* begin Information shown *
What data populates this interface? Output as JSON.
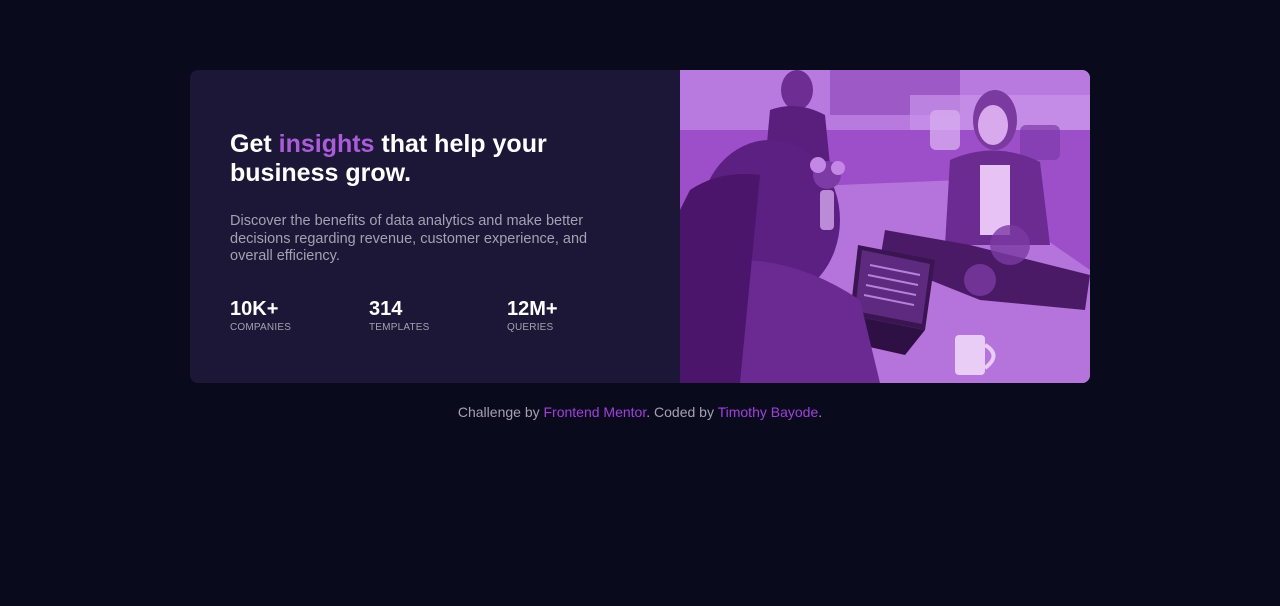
{
  "card": {
    "headline": {
      "before": "Get ",
      "accent": "insights",
      "after": " that help your business grow."
    },
    "description": "Discover the benefits of data analytics and make better decisions regarding revenue, customer experience, and overall efficiency.",
    "stats": [
      {
        "value": "10K+",
        "label": "COMPANIES"
      },
      {
        "value": "314",
        "label": "TEMPLATES"
      },
      {
        "value": "12M+",
        "label": "QUERIES"
      }
    ],
    "image": {
      "icon": "office-team-photo",
      "tint_color": "#a45bd0"
    }
  },
  "footer": {
    "prefix": "Challenge by ",
    "link1": "Frontend Mentor",
    "middle": ". Coded by ",
    "link2": "Timothy Bayode",
    "suffix": "."
  },
  "colors": {
    "background": "#090b1d",
    "card": "#1c1637",
    "accent": "#ab5cdb",
    "muted_text": "#a4a1b3"
  }
}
* end Information shown *
* Given problem *
Examine the listing and say how many of its lines contain the string "data". Give the number alone.

* Result of this exercise *
2